THE TASK:
Identify and reproduce every line holding the string "name".

Some records:
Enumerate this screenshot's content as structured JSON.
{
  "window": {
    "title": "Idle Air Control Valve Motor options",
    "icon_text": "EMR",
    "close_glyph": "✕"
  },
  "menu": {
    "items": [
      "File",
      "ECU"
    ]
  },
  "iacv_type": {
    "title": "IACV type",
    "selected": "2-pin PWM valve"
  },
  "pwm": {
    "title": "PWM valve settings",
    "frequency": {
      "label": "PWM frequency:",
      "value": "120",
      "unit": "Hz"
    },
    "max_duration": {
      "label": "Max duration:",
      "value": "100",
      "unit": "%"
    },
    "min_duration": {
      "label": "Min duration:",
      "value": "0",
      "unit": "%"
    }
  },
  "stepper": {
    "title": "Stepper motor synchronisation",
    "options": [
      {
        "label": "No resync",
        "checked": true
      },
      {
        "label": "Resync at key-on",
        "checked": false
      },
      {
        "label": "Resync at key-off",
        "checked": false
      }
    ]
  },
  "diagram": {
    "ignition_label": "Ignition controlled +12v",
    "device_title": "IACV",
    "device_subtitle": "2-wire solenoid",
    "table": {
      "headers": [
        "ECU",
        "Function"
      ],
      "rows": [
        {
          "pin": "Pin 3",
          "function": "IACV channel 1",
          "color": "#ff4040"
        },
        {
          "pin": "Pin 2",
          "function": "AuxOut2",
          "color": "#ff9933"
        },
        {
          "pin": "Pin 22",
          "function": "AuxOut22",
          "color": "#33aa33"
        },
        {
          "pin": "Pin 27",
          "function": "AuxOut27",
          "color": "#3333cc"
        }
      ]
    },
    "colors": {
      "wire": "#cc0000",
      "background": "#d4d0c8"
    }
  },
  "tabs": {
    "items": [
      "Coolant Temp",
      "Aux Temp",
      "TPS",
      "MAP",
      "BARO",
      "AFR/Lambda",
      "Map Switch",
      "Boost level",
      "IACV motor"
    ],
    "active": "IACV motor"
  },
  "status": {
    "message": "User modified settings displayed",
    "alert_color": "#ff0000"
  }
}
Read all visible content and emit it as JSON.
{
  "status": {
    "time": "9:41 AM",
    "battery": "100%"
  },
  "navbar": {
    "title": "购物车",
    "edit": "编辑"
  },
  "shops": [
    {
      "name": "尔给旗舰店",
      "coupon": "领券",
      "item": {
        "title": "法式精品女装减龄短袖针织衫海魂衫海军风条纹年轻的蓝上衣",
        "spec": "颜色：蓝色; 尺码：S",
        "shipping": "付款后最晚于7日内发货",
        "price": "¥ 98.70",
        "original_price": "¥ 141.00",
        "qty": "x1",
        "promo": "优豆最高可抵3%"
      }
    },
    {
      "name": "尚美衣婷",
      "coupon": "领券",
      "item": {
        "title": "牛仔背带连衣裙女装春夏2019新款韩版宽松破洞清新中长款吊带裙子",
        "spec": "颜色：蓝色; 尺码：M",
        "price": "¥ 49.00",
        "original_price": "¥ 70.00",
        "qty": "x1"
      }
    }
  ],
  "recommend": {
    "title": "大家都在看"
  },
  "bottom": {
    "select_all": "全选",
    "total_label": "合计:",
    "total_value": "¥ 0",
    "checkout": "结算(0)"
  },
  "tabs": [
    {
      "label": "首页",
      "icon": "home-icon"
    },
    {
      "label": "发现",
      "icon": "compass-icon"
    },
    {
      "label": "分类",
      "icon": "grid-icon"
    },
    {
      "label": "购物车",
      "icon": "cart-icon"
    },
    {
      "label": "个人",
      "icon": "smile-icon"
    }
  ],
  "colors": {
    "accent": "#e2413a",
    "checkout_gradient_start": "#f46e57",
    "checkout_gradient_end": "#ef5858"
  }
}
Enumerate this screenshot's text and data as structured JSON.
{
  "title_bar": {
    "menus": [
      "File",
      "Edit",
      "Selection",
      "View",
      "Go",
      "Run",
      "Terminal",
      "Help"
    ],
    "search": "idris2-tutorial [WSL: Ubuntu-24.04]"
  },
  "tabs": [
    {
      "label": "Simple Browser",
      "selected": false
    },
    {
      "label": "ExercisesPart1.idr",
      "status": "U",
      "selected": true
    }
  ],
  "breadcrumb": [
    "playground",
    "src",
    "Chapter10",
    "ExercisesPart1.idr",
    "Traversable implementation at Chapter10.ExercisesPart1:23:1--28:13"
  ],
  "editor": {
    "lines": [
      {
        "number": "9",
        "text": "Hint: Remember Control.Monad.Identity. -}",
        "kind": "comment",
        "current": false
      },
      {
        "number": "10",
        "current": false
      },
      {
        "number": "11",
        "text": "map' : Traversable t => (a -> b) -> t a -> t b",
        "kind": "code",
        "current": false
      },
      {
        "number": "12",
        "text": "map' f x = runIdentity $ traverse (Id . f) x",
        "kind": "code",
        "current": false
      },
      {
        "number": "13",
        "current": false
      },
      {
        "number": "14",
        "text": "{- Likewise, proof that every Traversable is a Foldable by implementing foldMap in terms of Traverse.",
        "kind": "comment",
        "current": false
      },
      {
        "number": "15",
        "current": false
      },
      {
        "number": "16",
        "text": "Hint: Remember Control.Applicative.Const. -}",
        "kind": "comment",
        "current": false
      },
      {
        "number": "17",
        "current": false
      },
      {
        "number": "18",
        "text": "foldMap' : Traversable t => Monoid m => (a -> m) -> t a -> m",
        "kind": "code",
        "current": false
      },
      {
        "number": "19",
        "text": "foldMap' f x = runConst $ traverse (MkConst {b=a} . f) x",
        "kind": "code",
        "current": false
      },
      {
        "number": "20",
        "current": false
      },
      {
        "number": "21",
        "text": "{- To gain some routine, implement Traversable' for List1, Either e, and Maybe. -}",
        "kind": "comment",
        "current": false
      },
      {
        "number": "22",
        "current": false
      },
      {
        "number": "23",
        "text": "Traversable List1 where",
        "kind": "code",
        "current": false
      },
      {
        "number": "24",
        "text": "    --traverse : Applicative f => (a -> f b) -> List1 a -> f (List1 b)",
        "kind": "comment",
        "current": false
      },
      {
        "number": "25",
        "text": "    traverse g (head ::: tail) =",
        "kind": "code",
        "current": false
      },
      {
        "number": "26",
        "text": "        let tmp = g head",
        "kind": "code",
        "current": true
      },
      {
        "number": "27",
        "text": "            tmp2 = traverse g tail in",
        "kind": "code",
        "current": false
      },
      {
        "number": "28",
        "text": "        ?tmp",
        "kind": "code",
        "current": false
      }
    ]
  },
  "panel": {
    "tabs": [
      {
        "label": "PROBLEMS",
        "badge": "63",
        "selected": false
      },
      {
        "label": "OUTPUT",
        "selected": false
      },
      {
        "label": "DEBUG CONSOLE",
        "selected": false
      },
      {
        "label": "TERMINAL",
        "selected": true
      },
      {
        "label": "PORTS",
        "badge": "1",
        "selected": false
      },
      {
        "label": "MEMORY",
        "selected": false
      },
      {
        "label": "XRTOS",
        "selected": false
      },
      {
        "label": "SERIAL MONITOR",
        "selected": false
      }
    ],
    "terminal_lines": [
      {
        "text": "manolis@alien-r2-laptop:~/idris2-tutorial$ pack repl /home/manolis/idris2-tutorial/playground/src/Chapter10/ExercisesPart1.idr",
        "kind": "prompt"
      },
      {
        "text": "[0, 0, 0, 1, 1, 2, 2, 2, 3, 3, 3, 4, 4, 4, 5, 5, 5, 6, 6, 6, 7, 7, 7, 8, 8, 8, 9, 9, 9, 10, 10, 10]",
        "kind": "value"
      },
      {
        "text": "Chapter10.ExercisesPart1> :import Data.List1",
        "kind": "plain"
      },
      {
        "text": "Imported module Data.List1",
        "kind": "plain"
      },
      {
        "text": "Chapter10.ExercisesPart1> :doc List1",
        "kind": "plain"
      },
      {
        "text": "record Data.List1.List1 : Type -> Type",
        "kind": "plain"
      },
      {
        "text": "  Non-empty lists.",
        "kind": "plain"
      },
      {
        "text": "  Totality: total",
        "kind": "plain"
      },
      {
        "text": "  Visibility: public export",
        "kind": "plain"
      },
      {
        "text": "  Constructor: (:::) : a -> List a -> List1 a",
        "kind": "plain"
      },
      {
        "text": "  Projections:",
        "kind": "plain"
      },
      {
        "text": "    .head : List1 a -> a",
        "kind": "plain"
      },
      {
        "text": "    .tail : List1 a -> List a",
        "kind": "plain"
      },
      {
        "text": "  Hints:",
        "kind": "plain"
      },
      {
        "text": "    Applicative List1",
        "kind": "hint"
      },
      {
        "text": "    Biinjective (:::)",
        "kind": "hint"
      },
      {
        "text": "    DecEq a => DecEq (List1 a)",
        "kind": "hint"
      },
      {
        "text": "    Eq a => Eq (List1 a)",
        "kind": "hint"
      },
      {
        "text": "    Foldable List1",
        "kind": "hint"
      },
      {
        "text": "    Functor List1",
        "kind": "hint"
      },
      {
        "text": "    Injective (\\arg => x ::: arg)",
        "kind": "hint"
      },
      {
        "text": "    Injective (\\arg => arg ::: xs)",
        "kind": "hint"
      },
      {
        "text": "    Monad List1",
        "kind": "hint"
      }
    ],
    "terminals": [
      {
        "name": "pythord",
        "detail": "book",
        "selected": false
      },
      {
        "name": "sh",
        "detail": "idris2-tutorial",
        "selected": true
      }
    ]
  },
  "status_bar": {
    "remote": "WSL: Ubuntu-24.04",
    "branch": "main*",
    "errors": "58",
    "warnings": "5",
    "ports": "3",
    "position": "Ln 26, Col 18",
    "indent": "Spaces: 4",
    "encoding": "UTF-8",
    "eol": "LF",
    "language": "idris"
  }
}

SOLUTION TO THIS TASK:
      "name": "尔给旗舰店",
      "name": "尚美衣婷",
        "name": "pythord",
        "name": "sh",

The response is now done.